- Aim -
Pictures do not belong in the copy. Return all of the entries exactly.

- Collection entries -
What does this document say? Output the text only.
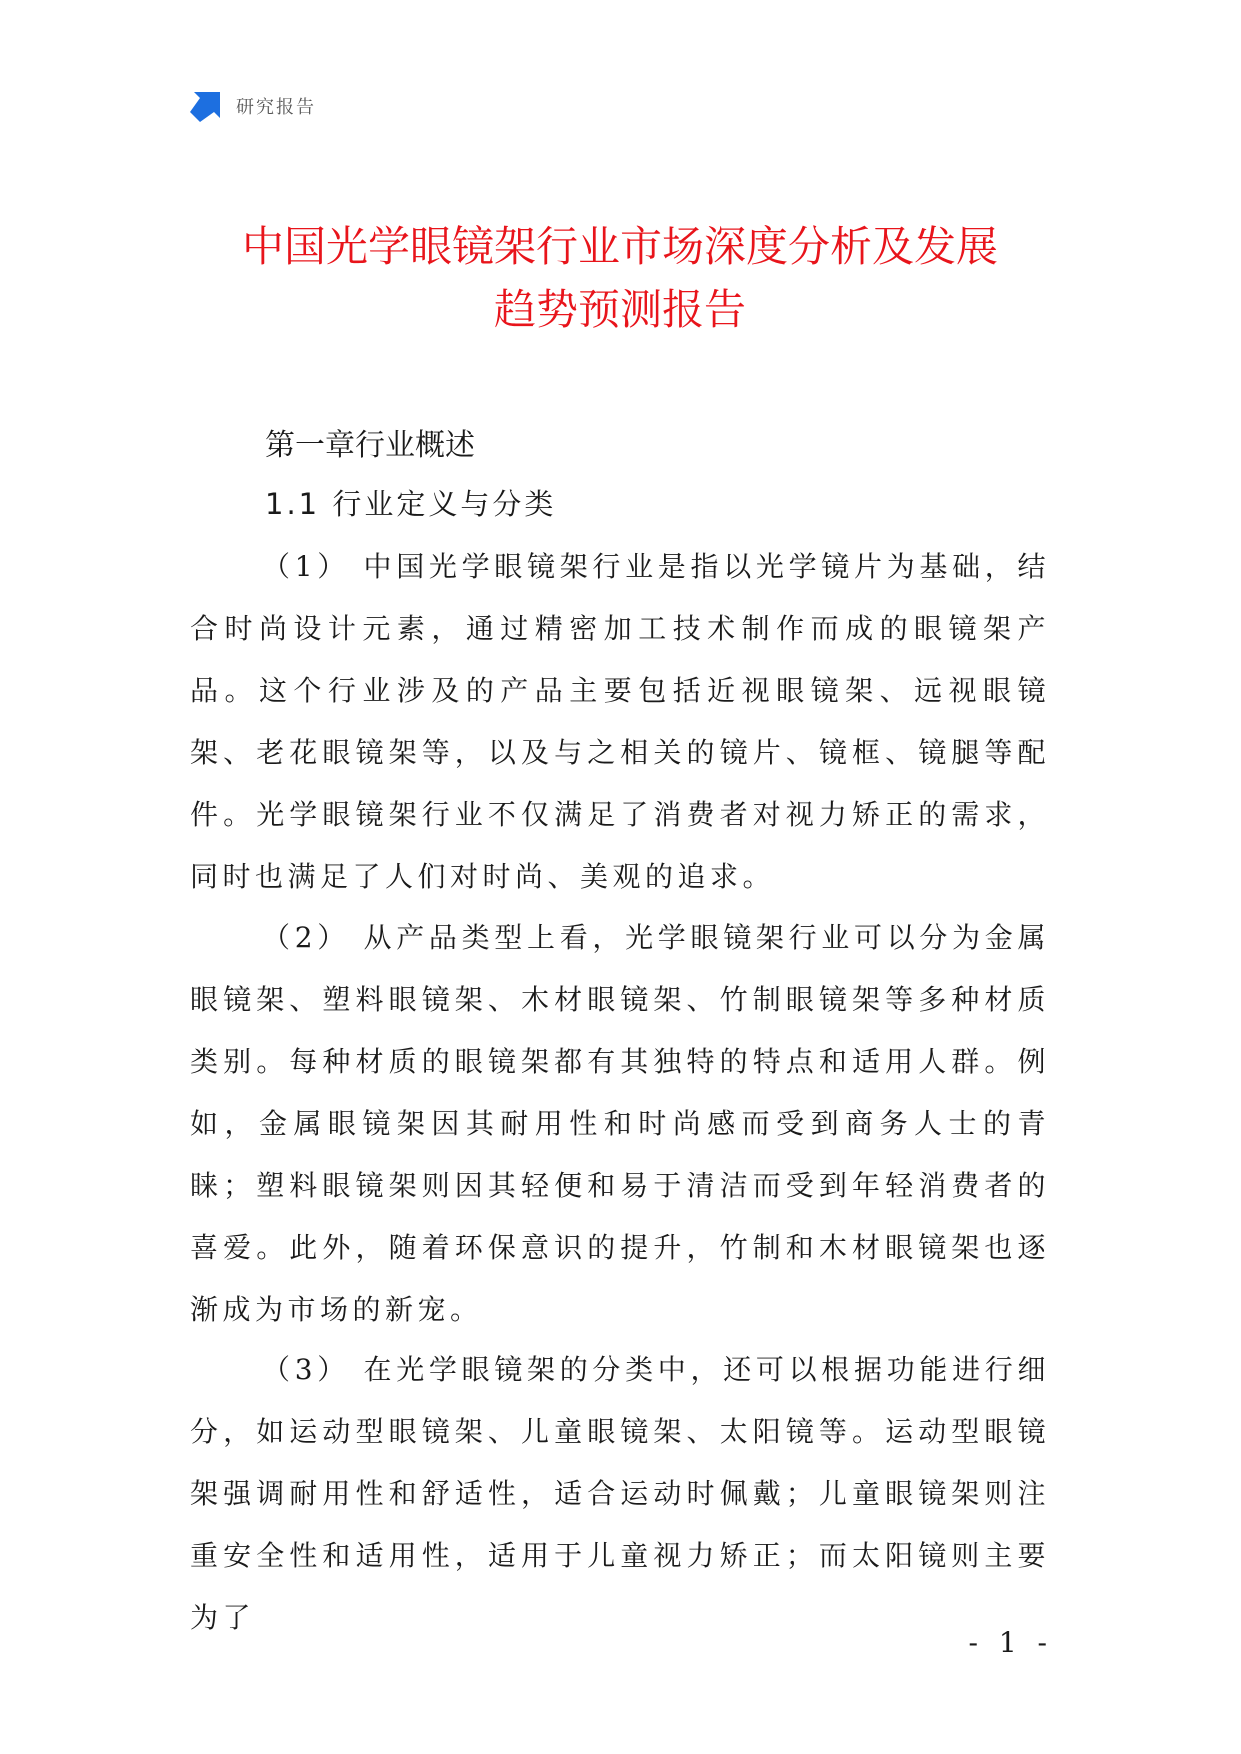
研究报告
中国光学眼镜架行业市场深度分析及发展
趋势预测报告
第一章行业概述
1.1 行业定义与分类

（1） 中国光学眼镜架行业是指以光学镜片为基础，结合时尚设计元素，通过精密加工技术制作而成的眼镜架产品。这个行业涉及的产品主要包括近视眼镜架、远视眼镜架、老花眼镜架等，以及与之相关的镜片、镜框、镜腿等配件。光学眼镜架行业不仅满足了消费者对视力矫正的需求，同时也满足了人们对时尚、美观的追求。

（2） 从产品类型上看，光学眼镜架行业可以分为金属眼镜架、塑料眼镜架、木材眼镜架、竹制眼镜架等多种材质类别。每种材质的眼镜架都有其独特的特点和适用人群。例如，金属眼镜架因其耐用性和时尚感而受到商务人士的青睐；塑料眼镜架则因其轻便和易于清洁而受到年轻消费者的喜爱。此外，随着环保意识的提升，竹制和木材眼镜架也逐渐成为市场的新宠。

（3） 在光学眼镜架的分类中，还可以根据功能进行细分，如运动型眼镜架、儿童眼镜架、太阳镜等。运动型眼镜架强调耐用性和舒适性，适合运动时佩戴；儿童眼镜架则注重安全性和适用性，适用于儿童视力矫正；而太阳镜则主要为了

- 1 -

- The solution -
What does this document say? Output the text only.
研究报告
中国光学眼镜架行业市场深度分析及发展
趋势预测报告
第一章行业概述
1.1 行业定义与分类

（1） 中国光学眼镜架行业是指以光学镜片为基础，结合时尚设计元素，通过精密加工技术制作而成的眼镜架产品。这个行业涉及的产品主要包括近视眼镜架、远视眼镜架、老花眼镜架等，以及与之相关的镜片、镜框、镜腿等配件。光学眼镜架行业不仅满足了消费者对视力矫正的需求，同时也满足了人们对时尚、美观的追求。

（2） 从产品类型上看，光学眼镜架行业可以分为金属眼镜架、塑料眼镜架、木材眼镜架、竹制眼镜架等多种材质类别。每种材质的眼镜架都有其独特的特点和适用人群。例如，金属眼镜架因其耐用性和时尚感而受到商务人士的青睐；塑料眼镜架则因其轻便和易于清洁而受到年轻消费者的喜爱。此外，随着环保意识的提升，竹制和木材眼镜架也逐渐成为市场的新宠。

（3） 在光学眼镜架的分类中，还可以根据功能进行细分，如运动型眼镜架、儿童眼镜架、太阳镜等。运动型眼镜架强调耐用性和舒适性，适合运动时佩戴；儿童眼镜架则注重安全性和适用性，适用于儿童视力矫正；而太阳镜则主要为了

- 1 -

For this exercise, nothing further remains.